Excerpts from a figure dataset:
<<<<

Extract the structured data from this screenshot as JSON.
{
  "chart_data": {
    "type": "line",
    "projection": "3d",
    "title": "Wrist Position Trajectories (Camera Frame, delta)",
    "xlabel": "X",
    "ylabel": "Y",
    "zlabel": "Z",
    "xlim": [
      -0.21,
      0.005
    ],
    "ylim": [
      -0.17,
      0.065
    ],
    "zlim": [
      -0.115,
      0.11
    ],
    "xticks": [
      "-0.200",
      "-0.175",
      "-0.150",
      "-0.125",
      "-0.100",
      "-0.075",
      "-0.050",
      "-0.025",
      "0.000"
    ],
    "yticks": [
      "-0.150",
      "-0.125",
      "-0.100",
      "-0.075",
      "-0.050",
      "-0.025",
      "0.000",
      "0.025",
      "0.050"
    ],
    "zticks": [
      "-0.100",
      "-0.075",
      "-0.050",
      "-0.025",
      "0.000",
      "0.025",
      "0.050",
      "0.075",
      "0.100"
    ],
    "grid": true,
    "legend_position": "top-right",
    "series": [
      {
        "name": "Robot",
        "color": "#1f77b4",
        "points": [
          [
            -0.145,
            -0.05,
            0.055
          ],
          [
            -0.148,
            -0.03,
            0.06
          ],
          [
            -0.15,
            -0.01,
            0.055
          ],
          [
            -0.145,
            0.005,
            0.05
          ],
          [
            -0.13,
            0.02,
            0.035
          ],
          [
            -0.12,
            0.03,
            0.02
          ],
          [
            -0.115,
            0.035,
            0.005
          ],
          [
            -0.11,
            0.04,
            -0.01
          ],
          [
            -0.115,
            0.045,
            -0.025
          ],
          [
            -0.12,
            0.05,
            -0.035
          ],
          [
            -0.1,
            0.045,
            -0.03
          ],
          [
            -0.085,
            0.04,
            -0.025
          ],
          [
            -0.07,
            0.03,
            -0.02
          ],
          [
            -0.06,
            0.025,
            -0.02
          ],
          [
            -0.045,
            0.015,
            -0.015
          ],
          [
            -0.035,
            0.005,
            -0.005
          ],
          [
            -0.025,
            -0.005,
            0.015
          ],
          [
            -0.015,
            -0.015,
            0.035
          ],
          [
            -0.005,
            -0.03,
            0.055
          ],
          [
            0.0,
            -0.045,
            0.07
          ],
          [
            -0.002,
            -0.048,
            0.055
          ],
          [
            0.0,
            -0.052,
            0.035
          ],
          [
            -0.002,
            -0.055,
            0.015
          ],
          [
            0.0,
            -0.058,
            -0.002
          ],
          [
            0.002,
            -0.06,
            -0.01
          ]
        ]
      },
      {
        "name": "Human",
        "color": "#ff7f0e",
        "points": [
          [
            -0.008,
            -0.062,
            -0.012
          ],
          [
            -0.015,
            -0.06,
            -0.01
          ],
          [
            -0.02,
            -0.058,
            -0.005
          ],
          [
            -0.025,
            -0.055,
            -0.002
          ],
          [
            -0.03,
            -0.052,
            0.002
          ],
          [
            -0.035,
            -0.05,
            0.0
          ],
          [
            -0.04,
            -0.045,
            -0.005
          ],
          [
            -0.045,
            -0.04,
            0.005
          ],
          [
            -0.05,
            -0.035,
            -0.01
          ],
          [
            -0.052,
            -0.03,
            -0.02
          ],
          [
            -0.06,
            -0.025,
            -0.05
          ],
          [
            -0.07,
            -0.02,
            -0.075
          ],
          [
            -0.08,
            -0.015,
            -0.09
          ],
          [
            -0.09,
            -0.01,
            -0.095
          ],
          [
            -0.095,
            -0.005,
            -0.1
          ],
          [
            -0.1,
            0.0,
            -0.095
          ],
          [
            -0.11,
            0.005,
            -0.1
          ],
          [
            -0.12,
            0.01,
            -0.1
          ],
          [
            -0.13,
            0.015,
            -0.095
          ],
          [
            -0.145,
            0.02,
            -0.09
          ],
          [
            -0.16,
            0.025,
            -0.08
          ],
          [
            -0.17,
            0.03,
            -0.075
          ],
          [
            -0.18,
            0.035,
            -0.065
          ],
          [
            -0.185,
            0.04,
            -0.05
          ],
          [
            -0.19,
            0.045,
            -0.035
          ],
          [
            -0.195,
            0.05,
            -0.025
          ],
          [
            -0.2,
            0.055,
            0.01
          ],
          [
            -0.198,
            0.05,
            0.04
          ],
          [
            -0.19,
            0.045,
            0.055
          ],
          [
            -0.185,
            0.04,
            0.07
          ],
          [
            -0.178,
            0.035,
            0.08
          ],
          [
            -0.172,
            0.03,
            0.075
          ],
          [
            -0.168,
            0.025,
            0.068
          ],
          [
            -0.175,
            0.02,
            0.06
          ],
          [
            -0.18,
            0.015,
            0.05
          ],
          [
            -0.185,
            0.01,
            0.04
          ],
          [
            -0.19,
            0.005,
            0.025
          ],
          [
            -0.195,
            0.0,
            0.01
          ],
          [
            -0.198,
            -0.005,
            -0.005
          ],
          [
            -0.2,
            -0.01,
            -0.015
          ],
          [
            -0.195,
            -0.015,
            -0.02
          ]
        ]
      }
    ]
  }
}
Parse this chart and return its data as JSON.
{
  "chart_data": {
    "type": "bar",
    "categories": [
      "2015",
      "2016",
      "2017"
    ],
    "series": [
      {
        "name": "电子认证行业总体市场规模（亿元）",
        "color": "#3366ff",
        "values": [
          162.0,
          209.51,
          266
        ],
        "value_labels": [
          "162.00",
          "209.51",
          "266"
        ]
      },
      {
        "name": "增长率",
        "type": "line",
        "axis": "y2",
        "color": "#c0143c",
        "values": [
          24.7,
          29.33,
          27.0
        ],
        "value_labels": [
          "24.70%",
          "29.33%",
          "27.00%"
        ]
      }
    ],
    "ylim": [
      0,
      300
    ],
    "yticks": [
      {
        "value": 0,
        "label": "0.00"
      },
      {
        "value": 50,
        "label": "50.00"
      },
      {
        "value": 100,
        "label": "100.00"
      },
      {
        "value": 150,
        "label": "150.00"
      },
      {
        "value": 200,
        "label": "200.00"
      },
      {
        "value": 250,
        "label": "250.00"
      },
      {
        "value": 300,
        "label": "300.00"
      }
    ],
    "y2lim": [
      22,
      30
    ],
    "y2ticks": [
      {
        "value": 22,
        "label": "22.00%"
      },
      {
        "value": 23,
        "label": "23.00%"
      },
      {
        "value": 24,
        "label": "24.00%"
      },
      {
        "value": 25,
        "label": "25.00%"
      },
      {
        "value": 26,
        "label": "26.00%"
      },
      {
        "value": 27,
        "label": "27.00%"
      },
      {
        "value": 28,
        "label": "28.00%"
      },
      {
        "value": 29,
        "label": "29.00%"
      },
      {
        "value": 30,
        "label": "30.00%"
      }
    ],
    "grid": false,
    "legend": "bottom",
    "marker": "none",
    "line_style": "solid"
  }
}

>>>>

▸ **EXERCISE INSTRUCTIONS**: Where a line holds "name", copy that line.

▸ **RESULT BELOW**:
        "name": "Robot",
        "name": "Human",
        "name": "电子认证行业总体市场规模（亿元）",
        "name": "增长率",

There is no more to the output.